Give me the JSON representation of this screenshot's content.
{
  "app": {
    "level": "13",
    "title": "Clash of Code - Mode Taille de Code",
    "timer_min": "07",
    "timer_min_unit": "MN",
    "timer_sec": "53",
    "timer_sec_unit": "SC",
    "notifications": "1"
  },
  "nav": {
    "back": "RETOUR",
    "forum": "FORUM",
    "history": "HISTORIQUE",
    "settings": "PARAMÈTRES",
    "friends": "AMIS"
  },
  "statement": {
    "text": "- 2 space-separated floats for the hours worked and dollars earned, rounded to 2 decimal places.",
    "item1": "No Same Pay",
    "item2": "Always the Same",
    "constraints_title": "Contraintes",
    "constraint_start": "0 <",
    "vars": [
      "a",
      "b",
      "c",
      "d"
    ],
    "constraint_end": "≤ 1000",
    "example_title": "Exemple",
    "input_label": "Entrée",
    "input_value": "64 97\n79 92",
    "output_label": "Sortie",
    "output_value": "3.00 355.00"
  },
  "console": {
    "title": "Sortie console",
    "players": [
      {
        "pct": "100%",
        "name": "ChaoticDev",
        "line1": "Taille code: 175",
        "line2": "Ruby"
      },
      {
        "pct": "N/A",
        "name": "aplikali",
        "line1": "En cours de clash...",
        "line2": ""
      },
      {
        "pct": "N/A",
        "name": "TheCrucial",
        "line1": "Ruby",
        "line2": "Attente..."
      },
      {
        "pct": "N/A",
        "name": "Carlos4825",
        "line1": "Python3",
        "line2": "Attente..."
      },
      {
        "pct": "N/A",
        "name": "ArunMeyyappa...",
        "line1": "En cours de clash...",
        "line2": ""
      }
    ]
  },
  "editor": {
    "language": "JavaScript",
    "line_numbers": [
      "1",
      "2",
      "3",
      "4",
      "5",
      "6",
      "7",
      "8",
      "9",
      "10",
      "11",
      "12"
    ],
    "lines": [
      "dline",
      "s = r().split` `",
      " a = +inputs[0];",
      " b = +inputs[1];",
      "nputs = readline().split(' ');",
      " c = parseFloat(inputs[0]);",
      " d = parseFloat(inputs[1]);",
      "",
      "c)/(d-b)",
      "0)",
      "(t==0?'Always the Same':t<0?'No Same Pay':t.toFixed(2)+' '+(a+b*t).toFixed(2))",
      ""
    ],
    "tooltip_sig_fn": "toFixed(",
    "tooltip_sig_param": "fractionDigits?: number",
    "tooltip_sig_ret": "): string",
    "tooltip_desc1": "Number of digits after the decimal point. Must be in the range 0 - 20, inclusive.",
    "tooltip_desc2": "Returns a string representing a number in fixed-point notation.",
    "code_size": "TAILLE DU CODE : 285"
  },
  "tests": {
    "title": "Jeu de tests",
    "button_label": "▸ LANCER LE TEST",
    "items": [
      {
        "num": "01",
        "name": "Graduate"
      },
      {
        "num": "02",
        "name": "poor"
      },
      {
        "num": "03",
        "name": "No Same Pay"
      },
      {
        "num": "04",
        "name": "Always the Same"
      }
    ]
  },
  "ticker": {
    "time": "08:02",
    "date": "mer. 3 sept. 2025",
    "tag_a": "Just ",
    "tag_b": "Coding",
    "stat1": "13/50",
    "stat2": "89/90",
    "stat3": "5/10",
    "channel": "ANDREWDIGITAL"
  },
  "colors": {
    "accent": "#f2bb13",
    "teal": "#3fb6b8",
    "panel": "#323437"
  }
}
§ §
## Exercise objective
Return the full listing, character for character.

## Complete output
Give me the JSON representation of this screenshot's content.
{
  "app": {
    "level": "13",
    "title": "Clash of Code - Mode Taille de Code",
    "timer_min": "07",
    "timer_min_unit": "MN",
    "timer_sec": "53",
    "timer_sec_unit": "SC",
    "notifications": "1"
  },
  "nav": {
    "back": "RETOUR",
    "forum": "FORUM",
    "history": "HISTORIQUE",
    "settings": "PARAMÈTRES",
    "friends": "AMIS"
  },
  "statement": {
    "text": "- 2 space-separated floats for the hours worked and dollars earned, rounded to 2 decimal places.",
    "item1": "No Same Pay",
    "item2": "Always the Same",
    "constraints_title": "Contraintes",
    "constraint_start": "0 <",
    "vars": [
      "a",
      "b",
      "c",
      "d"
    ],
    "constraint_end": "≤ 1000",
    "example_title": "Exemple",
    "input_label": "Entrée",
    "input_value": "64 97\n79 92",
    "output_label": "Sortie",
    "output_value": "3.00 355.00"
  },
  "console": {
    "title": "Sortie console",
    "players": [
      {
        "pct": "100%",
        "name": "ChaoticDev",
        "line1": "Taille code: 175",
        "line2": "Ruby"
      },
      {
        "pct": "N/A",
        "name": "aplikali",
        "line1": "En cours de clash...",
        "line2": ""
      },
      {
        "pct": "N/A",
        "name": "TheCrucial",
        "line1": "Ruby",
        "line2": "Attente..."
      },
      {
        "pct": "N/A",
        "name": "Carlos4825",
        "line1": "Python3",
        "line2": "Attente..."
      },
      {
        "pct": "N/A",
        "name": "ArunMeyyappa...",
        "line1": "En cours de clash...",
        "line2": ""
      }
    ]
  },
  "editor": {
    "language": "JavaScript",
    "line_numbers": [
      "1",
      "2",
      "3",
      "4",
      "5",
      "6",
      "7",
      "8",
      "9",
      "10",
      "11",
      "12"
    ],
    "lines": [
      "dline",
      "s = r().split` `",
      " a = +inputs[0];",
      " b = +inputs[1];",
      "nputs = readline().split(' ');",
      " c = parseFloat(inputs[0]);",
      " d = parseFloat(inputs[1]);",
      "",
      "c)/(d-b)",
      "0)",
      "(t==0?'Always the Same':t<0?'No Same Pay':t.toFixed(2)+' '+(a+b*t).toFixed(2))",
      ""
    ],
    "tooltip_sig_fn": "toFixed(",
    "tooltip_sig_param": "fractionDigits?: number",
    "tooltip_sig_ret": "): string",
    "tooltip_desc1": "Number of digits after the decimal point. Must be in the range 0 - 20, inclusive.",
    "tooltip_desc2": "Returns a string representing a number in fixed-point notation.",
    "code_size": "TAILLE DU CODE : 285"
  },
  "tests": {
    "title": "Jeu de tests",
    "button_label": "▸ LANCER LE TEST",
    "items": [
      {
        "num": "01",
        "name": "Graduate"
      },
      {
        "num": "02",
        "name": "poor"
      },
      {
        "num": "03",
        "name": "No Same Pay"
      },
      {
        "num": "04",
        "name": "Always the Same"
      }
    ]
  },
  "ticker": {
    "time": "08:02",
    "date": "mer. 3 sept. 2025",
    "tag_a": "Just ",
    "tag_b": "Coding",
    "stat1": "13/50",
    "stat2": "89/90",
    "stat3": "5/10",
    "channel": "ANDREWDIGITAL"
  },
  "colors": {
    "accent": "#f2bb13",
    "teal": "#3fb6b8",
    "panel": "#323437"
  }
}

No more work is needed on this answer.